───── ITEMS
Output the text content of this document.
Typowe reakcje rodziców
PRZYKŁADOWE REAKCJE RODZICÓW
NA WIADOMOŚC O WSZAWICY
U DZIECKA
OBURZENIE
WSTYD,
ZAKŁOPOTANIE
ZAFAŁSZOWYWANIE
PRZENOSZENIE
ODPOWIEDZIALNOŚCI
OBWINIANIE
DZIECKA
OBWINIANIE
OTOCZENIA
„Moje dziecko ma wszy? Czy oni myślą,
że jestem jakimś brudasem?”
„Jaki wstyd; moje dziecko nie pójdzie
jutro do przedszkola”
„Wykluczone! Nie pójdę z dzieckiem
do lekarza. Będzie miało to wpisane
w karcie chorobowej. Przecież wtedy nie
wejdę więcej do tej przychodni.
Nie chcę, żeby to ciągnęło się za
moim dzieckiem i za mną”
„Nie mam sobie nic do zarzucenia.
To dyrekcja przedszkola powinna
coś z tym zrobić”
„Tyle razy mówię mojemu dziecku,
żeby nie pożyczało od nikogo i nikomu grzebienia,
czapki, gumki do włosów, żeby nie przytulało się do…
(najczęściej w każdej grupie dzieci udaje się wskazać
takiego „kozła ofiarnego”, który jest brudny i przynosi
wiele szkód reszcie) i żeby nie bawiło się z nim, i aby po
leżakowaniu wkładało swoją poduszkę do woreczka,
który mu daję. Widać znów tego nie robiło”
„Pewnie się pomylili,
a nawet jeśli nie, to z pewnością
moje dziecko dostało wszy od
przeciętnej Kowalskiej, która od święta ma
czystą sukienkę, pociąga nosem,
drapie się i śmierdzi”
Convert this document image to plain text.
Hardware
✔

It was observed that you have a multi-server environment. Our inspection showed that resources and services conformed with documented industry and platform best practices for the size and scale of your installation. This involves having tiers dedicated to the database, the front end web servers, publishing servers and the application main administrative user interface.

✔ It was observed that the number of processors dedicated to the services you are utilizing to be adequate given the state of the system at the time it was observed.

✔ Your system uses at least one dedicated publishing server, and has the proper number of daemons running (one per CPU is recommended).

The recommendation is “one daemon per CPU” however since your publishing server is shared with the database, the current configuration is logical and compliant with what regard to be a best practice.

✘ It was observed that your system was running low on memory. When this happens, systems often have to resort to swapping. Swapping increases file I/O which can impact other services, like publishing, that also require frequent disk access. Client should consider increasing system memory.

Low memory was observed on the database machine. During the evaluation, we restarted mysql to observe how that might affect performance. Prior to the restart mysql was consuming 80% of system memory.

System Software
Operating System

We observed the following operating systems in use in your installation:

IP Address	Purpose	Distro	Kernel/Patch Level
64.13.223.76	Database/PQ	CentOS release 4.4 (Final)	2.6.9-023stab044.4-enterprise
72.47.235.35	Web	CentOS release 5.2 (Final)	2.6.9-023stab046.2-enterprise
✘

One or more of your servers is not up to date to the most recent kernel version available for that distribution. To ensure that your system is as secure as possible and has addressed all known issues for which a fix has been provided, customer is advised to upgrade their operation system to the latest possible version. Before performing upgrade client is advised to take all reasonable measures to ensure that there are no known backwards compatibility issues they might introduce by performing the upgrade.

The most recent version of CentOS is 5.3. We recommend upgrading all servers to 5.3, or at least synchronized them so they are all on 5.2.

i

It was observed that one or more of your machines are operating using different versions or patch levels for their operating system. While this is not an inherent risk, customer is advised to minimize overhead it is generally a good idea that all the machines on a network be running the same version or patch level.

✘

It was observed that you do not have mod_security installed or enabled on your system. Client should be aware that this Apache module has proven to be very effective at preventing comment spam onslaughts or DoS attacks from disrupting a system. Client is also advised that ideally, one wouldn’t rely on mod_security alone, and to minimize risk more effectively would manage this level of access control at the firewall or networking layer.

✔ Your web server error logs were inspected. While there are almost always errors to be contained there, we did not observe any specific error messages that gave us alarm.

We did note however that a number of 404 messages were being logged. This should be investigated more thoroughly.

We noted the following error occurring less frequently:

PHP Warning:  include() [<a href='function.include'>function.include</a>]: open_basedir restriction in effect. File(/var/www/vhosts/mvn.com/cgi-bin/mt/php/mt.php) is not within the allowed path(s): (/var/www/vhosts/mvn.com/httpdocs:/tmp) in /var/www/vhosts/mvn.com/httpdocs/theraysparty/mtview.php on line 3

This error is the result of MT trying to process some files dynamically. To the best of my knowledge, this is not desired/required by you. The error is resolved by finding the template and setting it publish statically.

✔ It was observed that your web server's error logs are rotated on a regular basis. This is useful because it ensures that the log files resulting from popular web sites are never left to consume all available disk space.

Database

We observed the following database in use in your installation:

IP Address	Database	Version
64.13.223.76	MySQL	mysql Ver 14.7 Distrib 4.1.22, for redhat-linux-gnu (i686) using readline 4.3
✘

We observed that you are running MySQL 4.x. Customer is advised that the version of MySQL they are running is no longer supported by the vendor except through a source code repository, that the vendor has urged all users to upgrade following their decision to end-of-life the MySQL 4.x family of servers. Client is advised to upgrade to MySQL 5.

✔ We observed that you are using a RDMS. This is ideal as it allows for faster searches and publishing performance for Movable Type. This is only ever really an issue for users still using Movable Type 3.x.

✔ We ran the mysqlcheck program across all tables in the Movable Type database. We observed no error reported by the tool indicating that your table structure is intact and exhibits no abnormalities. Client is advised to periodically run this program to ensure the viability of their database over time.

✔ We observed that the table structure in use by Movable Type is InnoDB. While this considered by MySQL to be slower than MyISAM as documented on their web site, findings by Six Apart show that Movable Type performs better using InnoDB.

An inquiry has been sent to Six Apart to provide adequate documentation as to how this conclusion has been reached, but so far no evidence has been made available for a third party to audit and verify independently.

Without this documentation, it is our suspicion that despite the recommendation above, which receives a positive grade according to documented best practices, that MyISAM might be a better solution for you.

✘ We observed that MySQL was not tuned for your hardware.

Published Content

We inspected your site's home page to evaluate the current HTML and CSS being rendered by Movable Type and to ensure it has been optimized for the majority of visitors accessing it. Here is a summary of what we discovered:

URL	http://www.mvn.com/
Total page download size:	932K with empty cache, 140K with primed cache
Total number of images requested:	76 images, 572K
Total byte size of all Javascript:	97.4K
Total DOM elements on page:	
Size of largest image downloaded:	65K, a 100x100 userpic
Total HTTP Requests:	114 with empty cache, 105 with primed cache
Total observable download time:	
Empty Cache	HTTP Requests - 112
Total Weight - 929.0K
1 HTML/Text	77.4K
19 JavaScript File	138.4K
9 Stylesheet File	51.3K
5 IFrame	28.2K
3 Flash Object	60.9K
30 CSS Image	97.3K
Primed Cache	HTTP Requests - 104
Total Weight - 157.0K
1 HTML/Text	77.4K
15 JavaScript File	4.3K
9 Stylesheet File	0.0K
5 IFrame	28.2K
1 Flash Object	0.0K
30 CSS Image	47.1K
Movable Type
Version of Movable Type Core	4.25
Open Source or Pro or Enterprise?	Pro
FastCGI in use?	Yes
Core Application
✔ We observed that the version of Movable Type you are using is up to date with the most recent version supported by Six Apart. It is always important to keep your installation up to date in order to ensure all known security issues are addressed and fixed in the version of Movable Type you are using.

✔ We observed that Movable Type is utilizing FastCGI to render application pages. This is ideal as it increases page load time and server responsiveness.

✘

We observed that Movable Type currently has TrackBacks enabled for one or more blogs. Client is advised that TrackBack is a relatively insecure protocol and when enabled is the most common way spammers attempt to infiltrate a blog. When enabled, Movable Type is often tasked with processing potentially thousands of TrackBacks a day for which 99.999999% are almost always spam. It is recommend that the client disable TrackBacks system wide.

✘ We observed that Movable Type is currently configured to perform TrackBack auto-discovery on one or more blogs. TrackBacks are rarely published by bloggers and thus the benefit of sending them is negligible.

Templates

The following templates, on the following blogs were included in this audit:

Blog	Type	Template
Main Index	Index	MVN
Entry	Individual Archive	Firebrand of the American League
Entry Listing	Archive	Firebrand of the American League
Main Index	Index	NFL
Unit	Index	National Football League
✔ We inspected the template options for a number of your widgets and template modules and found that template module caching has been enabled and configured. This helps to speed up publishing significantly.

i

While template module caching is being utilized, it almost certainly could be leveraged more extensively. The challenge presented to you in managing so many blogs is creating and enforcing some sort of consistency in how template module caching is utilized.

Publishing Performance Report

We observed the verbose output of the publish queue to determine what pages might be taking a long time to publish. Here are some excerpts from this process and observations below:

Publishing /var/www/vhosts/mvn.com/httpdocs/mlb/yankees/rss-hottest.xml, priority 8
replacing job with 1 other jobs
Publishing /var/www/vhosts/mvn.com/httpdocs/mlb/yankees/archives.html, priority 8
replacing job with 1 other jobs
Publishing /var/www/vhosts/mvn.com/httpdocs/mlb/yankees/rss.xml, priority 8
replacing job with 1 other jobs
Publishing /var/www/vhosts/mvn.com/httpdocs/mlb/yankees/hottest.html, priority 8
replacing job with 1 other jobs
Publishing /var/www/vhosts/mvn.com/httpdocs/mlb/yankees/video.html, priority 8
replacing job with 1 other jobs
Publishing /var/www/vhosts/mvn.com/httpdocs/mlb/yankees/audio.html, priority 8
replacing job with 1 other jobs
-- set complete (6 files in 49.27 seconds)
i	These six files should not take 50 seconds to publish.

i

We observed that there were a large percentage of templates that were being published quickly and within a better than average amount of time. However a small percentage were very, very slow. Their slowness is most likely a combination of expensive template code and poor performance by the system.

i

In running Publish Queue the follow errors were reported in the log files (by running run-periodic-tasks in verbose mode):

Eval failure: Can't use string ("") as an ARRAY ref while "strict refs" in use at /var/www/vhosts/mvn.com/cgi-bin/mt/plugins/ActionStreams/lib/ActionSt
──────────
WRITTEN REQUEST.
Report only the number of lines in the listing that contain the word "utilizing".

EXPECTED ANSWER.
2